Collect from the data below each line with "文科类总分".

((

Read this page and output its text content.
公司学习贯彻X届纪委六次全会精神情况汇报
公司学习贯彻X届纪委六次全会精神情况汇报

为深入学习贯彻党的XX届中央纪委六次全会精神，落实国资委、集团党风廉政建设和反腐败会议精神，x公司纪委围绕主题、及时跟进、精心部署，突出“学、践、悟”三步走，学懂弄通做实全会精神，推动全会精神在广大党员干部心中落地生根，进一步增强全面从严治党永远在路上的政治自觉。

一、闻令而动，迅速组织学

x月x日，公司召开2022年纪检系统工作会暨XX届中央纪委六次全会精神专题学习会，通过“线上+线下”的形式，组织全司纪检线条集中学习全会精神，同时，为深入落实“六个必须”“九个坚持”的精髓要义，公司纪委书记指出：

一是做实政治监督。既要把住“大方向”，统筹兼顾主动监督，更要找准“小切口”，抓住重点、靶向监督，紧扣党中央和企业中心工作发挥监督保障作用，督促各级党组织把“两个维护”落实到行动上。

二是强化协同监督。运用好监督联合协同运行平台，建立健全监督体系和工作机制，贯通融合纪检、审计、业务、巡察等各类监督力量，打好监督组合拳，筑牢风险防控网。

))
((

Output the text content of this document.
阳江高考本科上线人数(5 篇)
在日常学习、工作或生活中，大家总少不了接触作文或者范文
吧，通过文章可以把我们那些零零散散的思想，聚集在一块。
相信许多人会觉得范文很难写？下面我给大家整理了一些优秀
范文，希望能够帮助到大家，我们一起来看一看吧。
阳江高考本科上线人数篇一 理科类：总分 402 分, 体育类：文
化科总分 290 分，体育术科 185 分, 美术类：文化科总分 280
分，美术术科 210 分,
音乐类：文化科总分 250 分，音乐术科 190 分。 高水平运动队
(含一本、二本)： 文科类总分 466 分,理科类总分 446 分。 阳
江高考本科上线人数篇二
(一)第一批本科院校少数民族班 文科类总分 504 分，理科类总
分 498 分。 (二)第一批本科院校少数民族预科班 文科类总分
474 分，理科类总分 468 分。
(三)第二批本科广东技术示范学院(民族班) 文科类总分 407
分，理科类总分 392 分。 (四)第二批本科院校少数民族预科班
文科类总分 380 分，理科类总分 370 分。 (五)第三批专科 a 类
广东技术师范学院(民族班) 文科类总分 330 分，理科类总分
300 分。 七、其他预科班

))

* Exercise answer
(含一本、二本)： 文科类总分 466 分,理科类总分 446 分。 阳
(一)第一批本科院校少数民族班 文科类总分 504 分，理科类总
分 498 分。 (二)第一批本科院校少数民族预科班 文科类总分
(三)第二批本科广东技术示范学院(民族班) 文科类总分 407
文科类总分 380 分，理科类总分 370 分。 (五)第三批专科 a 类
广东技术师范学院(民族班) 文科类总分 330 分，理科类总分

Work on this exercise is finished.